● **Listing**
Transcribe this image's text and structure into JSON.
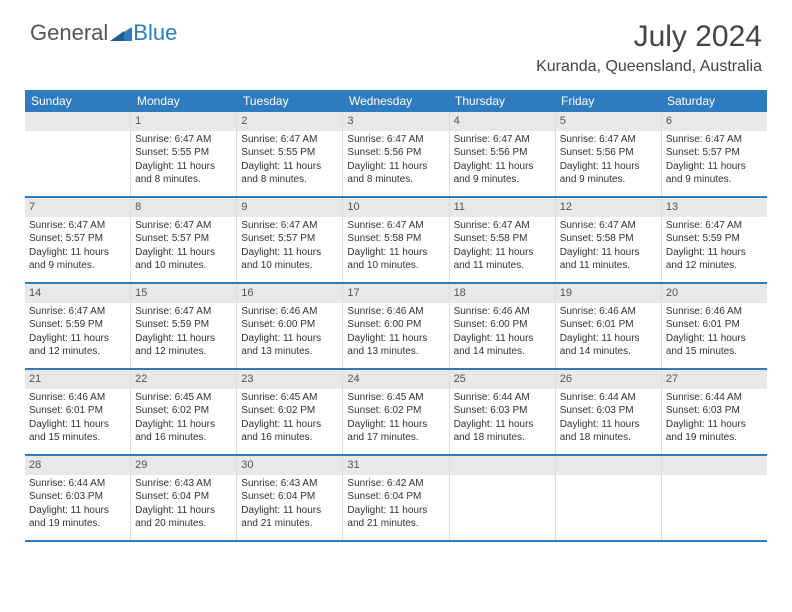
{
  "brand": {
    "part1": "General",
    "part2": "Blue"
  },
  "title": "July 2024",
  "location": "Kuranda, Queensland, Australia",
  "colors": {
    "header_bg": "#2f7bbf",
    "daynum_bg": "#e8e8e8",
    "border": "#2f7bbf",
    "cell_border": "#dddddd",
    "text": "#333333"
  },
  "dayNames": [
    "Sunday",
    "Monday",
    "Tuesday",
    "Wednesday",
    "Thursday",
    "Friday",
    "Saturday"
  ],
  "weeks": [
    [
      {
        "n": "",
        "sr": "",
        "ss": "",
        "dl": ""
      },
      {
        "n": "1",
        "sr": "6:47 AM",
        "ss": "5:55 PM",
        "dl": "11 hours and 8 minutes."
      },
      {
        "n": "2",
        "sr": "6:47 AM",
        "ss": "5:55 PM",
        "dl": "11 hours and 8 minutes."
      },
      {
        "n": "3",
        "sr": "6:47 AM",
        "ss": "5:56 PM",
        "dl": "11 hours and 8 minutes."
      },
      {
        "n": "4",
        "sr": "6:47 AM",
        "ss": "5:56 PM",
        "dl": "11 hours and 9 minutes."
      },
      {
        "n": "5",
        "sr": "6:47 AM",
        "ss": "5:56 PM",
        "dl": "11 hours and 9 minutes."
      },
      {
        "n": "6",
        "sr": "6:47 AM",
        "ss": "5:57 PM",
        "dl": "11 hours and 9 minutes."
      }
    ],
    [
      {
        "n": "7",
        "sr": "6:47 AM",
        "ss": "5:57 PM",
        "dl": "11 hours and 9 minutes."
      },
      {
        "n": "8",
        "sr": "6:47 AM",
        "ss": "5:57 PM",
        "dl": "11 hours and 10 minutes."
      },
      {
        "n": "9",
        "sr": "6:47 AM",
        "ss": "5:57 PM",
        "dl": "11 hours and 10 minutes."
      },
      {
        "n": "10",
        "sr": "6:47 AM",
        "ss": "5:58 PM",
        "dl": "11 hours and 10 minutes."
      },
      {
        "n": "11",
        "sr": "6:47 AM",
        "ss": "5:58 PM",
        "dl": "11 hours and 11 minutes."
      },
      {
        "n": "12",
        "sr": "6:47 AM",
        "ss": "5:58 PM",
        "dl": "11 hours and 11 minutes."
      },
      {
        "n": "13",
        "sr": "6:47 AM",
        "ss": "5:59 PM",
        "dl": "11 hours and 12 minutes."
      }
    ],
    [
      {
        "n": "14",
        "sr": "6:47 AM",
        "ss": "5:59 PM",
        "dl": "11 hours and 12 minutes."
      },
      {
        "n": "15",
        "sr": "6:47 AM",
        "ss": "5:59 PM",
        "dl": "11 hours and 12 minutes."
      },
      {
        "n": "16",
        "sr": "6:46 AM",
        "ss": "6:00 PM",
        "dl": "11 hours and 13 minutes."
      },
      {
        "n": "17",
        "sr": "6:46 AM",
        "ss": "6:00 PM",
        "dl": "11 hours and 13 minutes."
      },
      {
        "n": "18",
        "sr": "6:46 AM",
        "ss": "6:00 PM",
        "dl": "11 hours and 14 minutes."
      },
      {
        "n": "19",
        "sr": "6:46 AM",
        "ss": "6:01 PM",
        "dl": "11 hours and 14 minutes."
      },
      {
        "n": "20",
        "sr": "6:46 AM",
        "ss": "6:01 PM",
        "dl": "11 hours and 15 minutes."
      }
    ],
    [
      {
        "n": "21",
        "sr": "6:46 AM",
        "ss": "6:01 PM",
        "dl": "11 hours and 15 minutes."
      },
      {
        "n": "22",
        "sr": "6:45 AM",
        "ss": "6:02 PM",
        "dl": "11 hours and 16 minutes."
      },
      {
        "n": "23",
        "sr": "6:45 AM",
        "ss": "6:02 PM",
        "dl": "11 hours and 16 minutes."
      },
      {
        "n": "24",
        "sr": "6:45 AM",
        "ss": "6:02 PM",
        "dl": "11 hours and 17 minutes."
      },
      {
        "n": "25",
        "sr": "6:44 AM",
        "ss": "6:03 PM",
        "dl": "11 hours and 18 minutes."
      },
      {
        "n": "26",
        "sr": "6:44 AM",
        "ss": "6:03 PM",
        "dl": "11 hours and 18 minutes."
      },
      {
        "n": "27",
        "sr": "6:44 AM",
        "ss": "6:03 PM",
        "dl": "11 hours and 19 minutes."
      }
    ],
    [
      {
        "n": "28",
        "sr": "6:44 AM",
        "ss": "6:03 PM",
        "dl": "11 hours and 19 minutes."
      },
      {
        "n": "29",
        "sr": "6:43 AM",
        "ss": "6:04 PM",
        "dl": "11 hours and 20 minutes."
      },
      {
        "n": "30",
        "sr": "6:43 AM",
        "ss": "6:04 PM",
        "dl": "11 hours and 21 minutes."
      },
      {
        "n": "31",
        "sr": "6:42 AM",
        "ss": "6:04 PM",
        "dl": "11 hours and 21 minutes."
      },
      {
        "n": "",
        "sr": "",
        "ss": "",
        "dl": ""
      },
      {
        "n": "",
        "sr": "",
        "ss": "",
        "dl": ""
      },
      {
        "n": "",
        "sr": "",
        "ss": "",
        "dl": ""
      }
    ]
  ],
  "labels": {
    "sunrise": "Sunrise: ",
    "sunset": "Sunset: ",
    "daylight": "Daylight: "
  }
}
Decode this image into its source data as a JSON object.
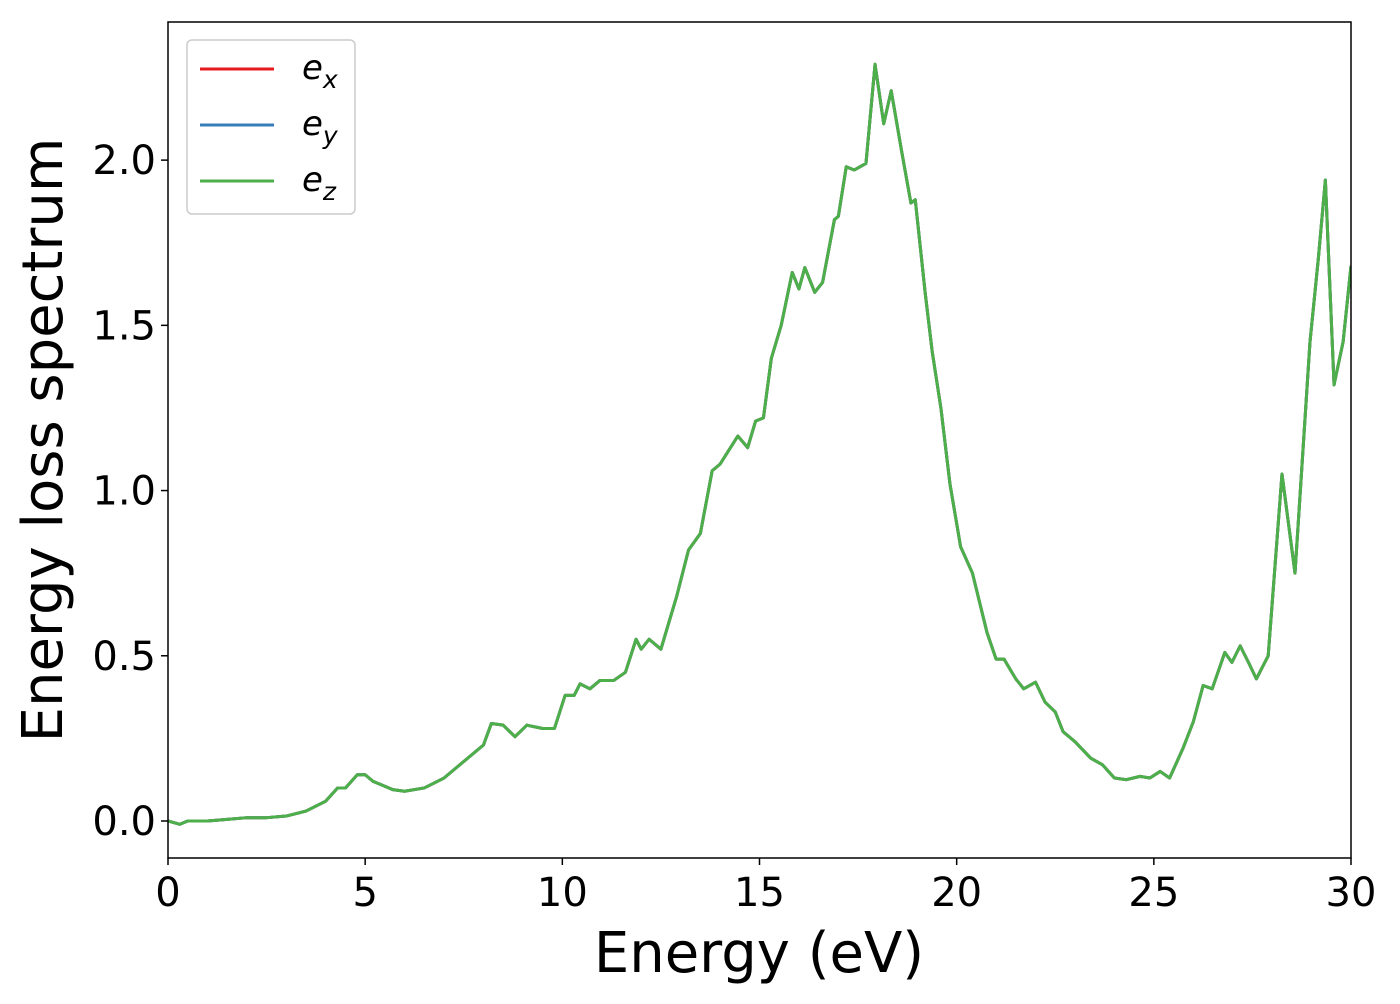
{
  "chart_data": {
    "type": "line",
    "xlabel": "Energy (eV)",
    "ylabel": "Energy loss spectrum",
    "x": [
      0,
      0.3,
      0.5,
      1,
      1.5,
      2,
      2.5,
      3,
      3.5,
      4,
      4.3,
      4.5,
      4.8,
      5.0,
      5.2,
      5.4,
      5.7,
      6.0,
      6.5,
      7.0,
      7.5,
      8.0,
      8.2,
      8.5,
      8.8,
      9.1,
      9.5,
      9.8,
      10.07,
      10.3,
      10.45,
      10.7,
      10.95,
      11.3,
      11.6,
      11.87,
      12.0,
      12.2,
      12.5,
      12.7,
      12.9,
      13.2,
      13.5,
      13.8,
      14.0,
      14.45,
      14.7,
      14.9,
      15.1,
      15.3,
      15.55,
      15.83,
      16.0,
      16.15,
      16.4,
      16.6,
      16.9,
      17.0,
      17.2,
      17.4,
      17.7,
      17.93,
      18.15,
      18.34,
      18.6,
      18.84,
      18.95,
      19.2,
      19.38,
      19.6,
      19.83,
      20.1,
      20.4,
      20.77,
      21.0,
      21.2,
      21.5,
      21.7,
      22.0,
      22.24,
      22.5,
      22.7,
      23.0,
      23.4,
      23.7,
      24.0,
      24.3,
      24.65,
      24.9,
      25.16,
      25.4,
      25.74,
      26.0,
      26.25,
      26.48,
      26.8,
      26.98,
      27.19,
      27.4,
      27.6,
      27.9,
      28.25,
      28.58,
      28.96,
      29.17,
      29.35,
      29.57,
      29.8,
      30
    ],
    "series": [
      {
        "name": "ex",
        "color": "#e41a1c",
        "values": [
          0.0,
          -0.01,
          0.0,
          0.0,
          0.005,
          0.01,
          0.01,
          0.015,
          0.03,
          0.06,
          0.1,
          0.1,
          0.14,
          0.14,
          0.12,
          0.11,
          0.095,
          0.09,
          0.1,
          0.13,
          0.18,
          0.23,
          0.295,
          0.29,
          0.255,
          0.29,
          0.28,
          0.28,
          0.38,
          0.38,
          0.415,
          0.4,
          0.425,
          0.425,
          0.45,
          0.55,
          0.52,
          0.55,
          0.52,
          0.6,
          0.68,
          0.82,
          0.87,
          1.06,
          1.08,
          1.165,
          1.13,
          1.21,
          1.22,
          1.4,
          1.5,
          1.66,
          1.61,
          1.675,
          1.6,
          1.63,
          1.82,
          1.83,
          1.98,
          1.97,
          1.99,
          2.29,
          2.11,
          2.21,
          2.03,
          1.87,
          1.88,
          1.6,
          1.42,
          1.25,
          1.02,
          0.83,
          0.75,
          0.57,
          0.49,
          0.49,
          0.43,
          0.4,
          0.42,
          0.36,
          0.33,
          0.27,
          0.24,
          0.19,
          0.17,
          0.13,
          0.125,
          0.135,
          0.13,
          0.15,
          0.13,
          0.22,
          0.3,
          0.41,
          0.4,
          0.51,
          0.48,
          0.53,
          0.48,
          0.43,
          0.5,
          1.05,
          0.75,
          1.45,
          1.7,
          1.94,
          1.32,
          1.45,
          1.68
        ]
      },
      {
        "name": "ey",
        "color": "#377eb8",
        "values": [
          0.0,
          -0.01,
          0.0,
          0.0,
          0.005,
          0.01,
          0.01,
          0.015,
          0.03,
          0.06,
          0.1,
          0.1,
          0.14,
          0.14,
          0.12,
          0.11,
          0.095,
          0.09,
          0.1,
          0.13,
          0.18,
          0.23,
          0.295,
          0.29,
          0.255,
          0.29,
          0.28,
          0.28,
          0.38,
          0.38,
          0.415,
          0.4,
          0.425,
          0.425,
          0.45,
          0.55,
          0.52,
          0.55,
          0.52,
          0.6,
          0.68,
          0.82,
          0.87,
          1.06,
          1.08,
          1.165,
          1.13,
          1.21,
          1.22,
          1.4,
          1.5,
          1.66,
          1.61,
          1.675,
          1.6,
          1.63,
          1.82,
          1.83,
          1.98,
          1.97,
          1.99,
          2.29,
          2.11,
          2.21,
          2.03,
          1.87,
          1.88,
          1.6,
          1.42,
          1.25,
          1.02,
          0.83,
          0.75,
          0.57,
          0.49,
          0.49,
          0.43,
          0.4,
          0.42,
          0.36,
          0.33,
          0.27,
          0.24,
          0.19,
          0.17,
          0.13,
          0.125,
          0.135,
          0.13,
          0.15,
          0.13,
          0.22,
          0.3,
          0.41,
          0.4,
          0.51,
          0.48,
          0.53,
          0.48,
          0.43,
          0.5,
          1.05,
          0.75,
          1.45,
          1.7,
          1.94,
          1.32,
          1.45,
          1.68
        ]
      },
      {
        "name": "ez",
        "color": "#4daf4a",
        "values": [
          0.0,
          -0.01,
          0.0,
          0.0,
          0.005,
          0.01,
          0.01,
          0.015,
          0.03,
          0.06,
          0.1,
          0.1,
          0.14,
          0.14,
          0.12,
          0.11,
          0.095,
          0.09,
          0.1,
          0.13,
          0.18,
          0.23,
          0.295,
          0.29,
          0.255,
          0.29,
          0.28,
          0.28,
          0.38,
          0.38,
          0.415,
          0.4,
          0.425,
          0.425,
          0.45,
          0.55,
          0.52,
          0.55,
          0.52,
          0.6,
          0.68,
          0.82,
          0.87,
          1.06,
          1.08,
          1.165,
          1.13,
          1.21,
          1.22,
          1.4,
          1.5,
          1.66,
          1.61,
          1.675,
          1.6,
          1.63,
          1.82,
          1.83,
          1.98,
          1.97,
          1.99,
          2.29,
          2.11,
          2.21,
          2.03,
          1.87,
          1.88,
          1.6,
          1.42,
          1.25,
          1.02,
          0.83,
          0.75,
          0.57,
          0.49,
          0.49,
          0.43,
          0.4,
          0.42,
          0.36,
          0.33,
          0.27,
          0.24,
          0.19,
          0.17,
          0.13,
          0.125,
          0.135,
          0.13,
          0.15,
          0.13,
          0.22,
          0.3,
          0.41,
          0.4,
          0.51,
          0.48,
          0.53,
          0.48,
          0.43,
          0.5,
          1.05,
          0.75,
          1.45,
          1.7,
          1.94,
          1.32,
          1.45,
          1.68
        ]
      }
    ],
    "xlim": [
      0,
      30
    ],
    "xticks": [
      0,
      5,
      10,
      15,
      20,
      25,
      30
    ],
    "ylim": [
      -0.112,
      2.418
    ],
    "yticks": [
      {
        "value": 0,
        "label": "0.0"
      },
      0.5,
      {
        "value": 1,
        "label": "1.0"
      },
      1.5,
      {
        "value": 2,
        "label": "2.0"
      }
    ],
    "grid": false,
    "legend": "upper left"
  }
}
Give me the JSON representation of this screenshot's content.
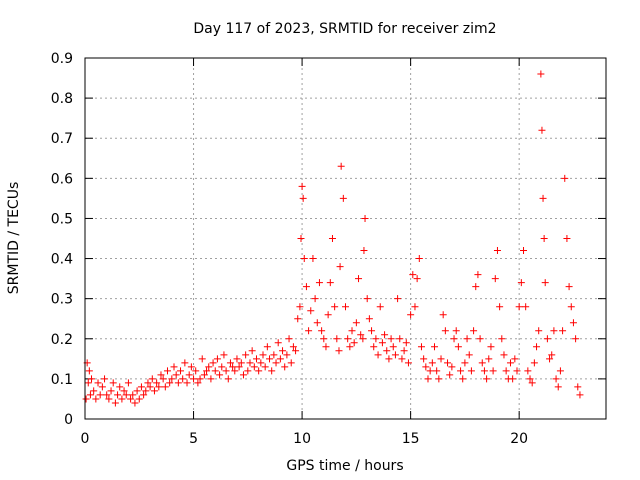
{
  "chart_data": {
    "type": "scatter",
    "title": "Day 117 of 2023, SRMTID for receiver zim2",
    "xlabel": "GPS time / hours",
    "ylabel": "SRMTID / TECUs",
    "xlim": [
      0,
      24
    ],
    "ylim": [
      0,
      0.9
    ],
    "xticks": [
      0,
      5,
      10,
      15,
      20
    ],
    "yticks": [
      0,
      0.1,
      0.2,
      0.3,
      0.4,
      0.5,
      0.6,
      0.7,
      0.8,
      0.9
    ],
    "grid": true,
    "marker": "+",
    "marker_color": "#ff0000",
    "series": [
      {
        "name": "SRMTID",
        "x": [
          0.05,
          0.1,
          0.15,
          0.2,
          0.25,
          0.3,
          0.4,
          0.5,
          0.6,
          0.7,
          0.8,
          0.9,
          1.0,
          1.1,
          1.2,
          1.3,
          1.4,
          1.5,
          1.6,
          1.7,
          1.8,
          1.9,
          2.0,
          2.1,
          2.2,
          2.3,
          2.4,
          2.5,
          2.6,
          2.7,
          2.8,
          2.9,
          3.0,
          3.1,
          3.2,
          3.3,
          3.4,
          3.5,
          3.6,
          3.7,
          3.8,
          3.9,
          4.0,
          4.1,
          4.2,
          4.3,
          4.4,
          4.5,
          4.6,
          4.7,
          4.8,
          4.9,
          5.0,
          5.1,
          5.2,
          5.3,
          5.4,
          5.5,
          5.6,
          5.7,
          5.8,
          5.9,
          6.0,
          6.1,
          6.2,
          6.3,
          6.4,
          6.5,
          6.6,
          6.7,
          6.8,
          6.9,
          7.0,
          7.1,
          7.2,
          7.3,
          7.4,
          7.5,
          7.6,
          7.7,
          7.8,
          7.9,
          8.0,
          8.1,
          8.2,
          8.3,
          8.4,
          8.5,
          8.6,
          8.7,
          8.8,
          8.9,
          9.0,
          9.1,
          9.2,
          9.3,
          9.4,
          9.5,
          9.6,
          9.7,
          9.8,
          9.9,
          9.95,
          10.0,
          10.05,
          10.1,
          10.2,
          10.3,
          10.4,
          10.5,
          10.6,
          10.7,
          10.8,
          10.9,
          11.0,
          11.1,
          11.2,
          11.3,
          11.4,
          11.5,
          11.6,
          11.7,
          11.75,
          11.8,
          11.9,
          12.0,
          12.1,
          12.2,
          12.3,
          12.4,
          12.5,
          12.6,
          12.7,
          12.8,
          12.85,
          12.9,
          13.0,
          13.1,
          13.2,
          13.3,
          13.4,
          13.5,
          13.6,
          13.7,
          13.8,
          13.9,
          14.0,
          14.1,
          14.2,
          14.3,
          14.4,
          14.5,
          14.6,
          14.7,
          14.8,
          14.9,
          15.0,
          15.1,
          15.2,
          15.3,
          15.4,
          15.5,
          15.6,
          15.7,
          15.8,
          15.9,
          16.0,
          16.1,
          16.2,
          16.3,
          16.4,
          16.5,
          16.6,
          16.7,
          16.8,
          16.9,
          17.0,
          17.1,
          17.2,
          17.3,
          17.4,
          17.5,
          17.6,
          17.7,
          17.8,
          17.9,
          18.0,
          18.1,
          18.2,
          18.3,
          18.4,
          18.5,
          18.6,
          18.7,
          18.8,
          18.9,
          19.0,
          19.1,
          19.2,
          19.3,
          19.4,
          19.5,
          19.6,
          19.7,
          19.8,
          19.9,
          20.0,
          20.1,
          20.2,
          20.3,
          20.4,
          20.5,
          20.6,
          20.7,
          20.8,
          20.9,
          21.0,
          21.05,
          21.1,
          21.15,
          21.2,
          21.3,
          21.4,
          21.5,
          21.6,
          21.7,
          21.8,
          21.9,
          22.0,
          22.1,
          22.2,
          22.3,
          22.4,
          22.5,
          22.6,
          22.7,
          22.8
        ],
        "y": [
          0.05,
          0.14,
          0.09,
          0.12,
          0.06,
          0.1,
          0.07,
          0.05,
          0.09,
          0.06,
          0.08,
          0.1,
          0.06,
          0.05,
          0.07,
          0.09,
          0.04,
          0.06,
          0.08,
          0.05,
          0.07,
          0.06,
          0.09,
          0.05,
          0.06,
          0.04,
          0.07,
          0.05,
          0.08,
          0.06,
          0.07,
          0.09,
          0.08,
          0.1,
          0.07,
          0.09,
          0.08,
          0.11,
          0.1,
          0.08,
          0.12,
          0.09,
          0.1,
          0.13,
          0.11,
          0.09,
          0.12,
          0.1,
          0.14,
          0.09,
          0.11,
          0.13,
          0.1,
          0.12,
          0.09,
          0.1,
          0.15,
          0.11,
          0.12,
          0.13,
          0.1,
          0.14,
          0.12,
          0.15,
          0.11,
          0.13,
          0.16,
          0.12,
          0.1,
          0.14,
          0.13,
          0.12,
          0.15,
          0.13,
          0.14,
          0.11,
          0.16,
          0.12,
          0.14,
          0.17,
          0.13,
          0.15,
          0.12,
          0.14,
          0.16,
          0.13,
          0.18,
          0.15,
          0.12,
          0.16,
          0.14,
          0.19,
          0.15,
          0.17,
          0.13,
          0.16,
          0.2,
          0.14,
          0.18,
          0.17,
          0.25,
          0.28,
          0.45,
          0.58,
          0.55,
          0.4,
          0.33,
          0.22,
          0.27,
          0.4,
          0.3,
          0.24,
          0.34,
          0.22,
          0.2,
          0.18,
          0.26,
          0.34,
          0.45,
          0.28,
          0.2,
          0.17,
          0.38,
          0.63,
          0.55,
          0.28,
          0.2,
          0.18,
          0.22,
          0.19,
          0.24,
          0.35,
          0.21,
          0.2,
          0.42,
          0.5,
          0.3,
          0.25,
          0.22,
          0.18,
          0.2,
          0.16,
          0.28,
          0.19,
          0.21,
          0.17,
          0.15,
          0.2,
          0.18,
          0.16,
          0.3,
          0.2,
          0.15,
          0.17,
          0.19,
          0.14,
          0.26,
          0.36,
          0.28,
          0.35,
          0.4,
          0.18,
          0.15,
          0.13,
          0.1,
          0.12,
          0.14,
          0.18,
          0.12,
          0.1,
          0.15,
          0.26,
          0.22,
          0.14,
          0.11,
          0.13,
          0.2,
          0.22,
          0.18,
          0.12,
          0.1,
          0.14,
          0.2,
          0.16,
          0.12,
          0.22,
          0.33,
          0.36,
          0.2,
          0.14,
          0.12,
          0.1,
          0.15,
          0.18,
          0.12,
          0.35,
          0.42,
          0.28,
          0.2,
          0.16,
          0.12,
          0.1,
          0.14,
          0.1,
          0.15,
          0.12,
          0.28,
          0.34,
          0.42,
          0.28,
          0.12,
          0.1,
          0.09,
          0.14,
          0.18,
          0.22,
          0.86,
          0.72,
          0.55,
          0.45,
          0.34,
          0.2,
          0.15,
          0.16,
          0.22,
          0.1,
          0.08,
          0.12,
          0.22,
          0.6,
          0.45,
          0.33,
          0.28,
          0.24,
          0.2,
          0.08,
          0.06
        ]
      }
    ]
  }
}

● **Written exercise**
How many of the lines in the listing above hold the word "Energy"? Report only that figure.

● **Right answer**
2